Written task » Pull each line holding "role" out of the entries below.

Stored rows »
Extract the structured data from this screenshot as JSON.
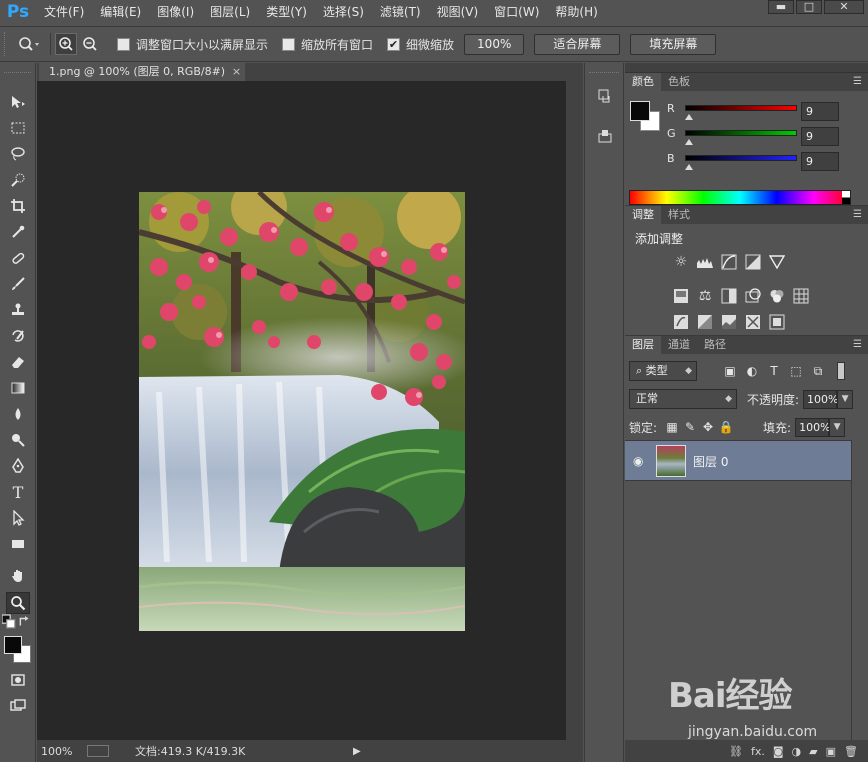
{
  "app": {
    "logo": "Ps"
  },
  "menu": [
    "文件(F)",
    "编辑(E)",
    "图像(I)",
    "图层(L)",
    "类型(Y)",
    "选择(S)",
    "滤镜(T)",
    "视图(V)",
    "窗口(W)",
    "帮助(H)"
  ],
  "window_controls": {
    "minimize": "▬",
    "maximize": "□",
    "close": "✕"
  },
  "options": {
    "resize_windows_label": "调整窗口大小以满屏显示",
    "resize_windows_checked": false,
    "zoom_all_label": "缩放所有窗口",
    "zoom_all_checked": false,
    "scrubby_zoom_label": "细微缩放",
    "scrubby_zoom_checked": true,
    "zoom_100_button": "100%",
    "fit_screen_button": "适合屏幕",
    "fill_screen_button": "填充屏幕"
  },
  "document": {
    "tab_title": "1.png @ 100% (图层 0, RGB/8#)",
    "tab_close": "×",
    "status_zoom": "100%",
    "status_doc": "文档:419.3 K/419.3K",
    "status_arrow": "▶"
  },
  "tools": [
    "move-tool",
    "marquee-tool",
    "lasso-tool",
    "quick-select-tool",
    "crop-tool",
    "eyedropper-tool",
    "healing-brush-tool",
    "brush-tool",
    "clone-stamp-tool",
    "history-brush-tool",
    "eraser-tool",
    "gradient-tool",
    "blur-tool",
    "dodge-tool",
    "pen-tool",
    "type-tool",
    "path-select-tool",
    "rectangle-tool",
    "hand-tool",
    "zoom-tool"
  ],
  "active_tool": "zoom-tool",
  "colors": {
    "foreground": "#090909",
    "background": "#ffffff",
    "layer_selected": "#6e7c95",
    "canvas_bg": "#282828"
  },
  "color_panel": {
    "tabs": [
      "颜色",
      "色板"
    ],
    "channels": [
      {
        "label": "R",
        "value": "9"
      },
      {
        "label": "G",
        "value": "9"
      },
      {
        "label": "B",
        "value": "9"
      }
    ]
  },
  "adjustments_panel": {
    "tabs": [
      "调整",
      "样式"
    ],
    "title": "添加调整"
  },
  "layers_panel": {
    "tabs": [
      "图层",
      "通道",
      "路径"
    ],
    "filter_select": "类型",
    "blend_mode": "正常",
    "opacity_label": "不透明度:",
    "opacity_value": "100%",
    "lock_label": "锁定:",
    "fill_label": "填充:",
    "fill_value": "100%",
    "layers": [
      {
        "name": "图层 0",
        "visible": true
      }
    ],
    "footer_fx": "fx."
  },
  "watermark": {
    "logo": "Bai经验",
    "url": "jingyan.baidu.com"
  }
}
...
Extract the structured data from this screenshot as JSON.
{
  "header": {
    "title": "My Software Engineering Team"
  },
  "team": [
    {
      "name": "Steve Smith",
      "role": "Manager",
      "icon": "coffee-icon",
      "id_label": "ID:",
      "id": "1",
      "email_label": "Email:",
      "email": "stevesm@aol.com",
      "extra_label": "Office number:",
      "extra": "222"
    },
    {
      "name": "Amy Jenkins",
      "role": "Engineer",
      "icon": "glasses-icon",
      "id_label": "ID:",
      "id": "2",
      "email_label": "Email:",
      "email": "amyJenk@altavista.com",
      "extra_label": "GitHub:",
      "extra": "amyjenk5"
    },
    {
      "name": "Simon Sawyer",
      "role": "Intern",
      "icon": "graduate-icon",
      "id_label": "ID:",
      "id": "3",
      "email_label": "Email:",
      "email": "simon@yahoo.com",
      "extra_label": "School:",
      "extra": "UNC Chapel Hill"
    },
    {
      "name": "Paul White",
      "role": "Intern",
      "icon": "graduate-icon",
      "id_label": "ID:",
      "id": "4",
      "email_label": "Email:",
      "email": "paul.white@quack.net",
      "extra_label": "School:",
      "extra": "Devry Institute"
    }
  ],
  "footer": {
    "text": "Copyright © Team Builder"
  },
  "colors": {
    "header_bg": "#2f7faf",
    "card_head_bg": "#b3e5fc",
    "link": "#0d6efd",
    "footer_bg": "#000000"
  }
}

Completed exercise »
      "role": "Manager",
      "role": "Engineer",
      "role": "Intern",
      "role": "Intern",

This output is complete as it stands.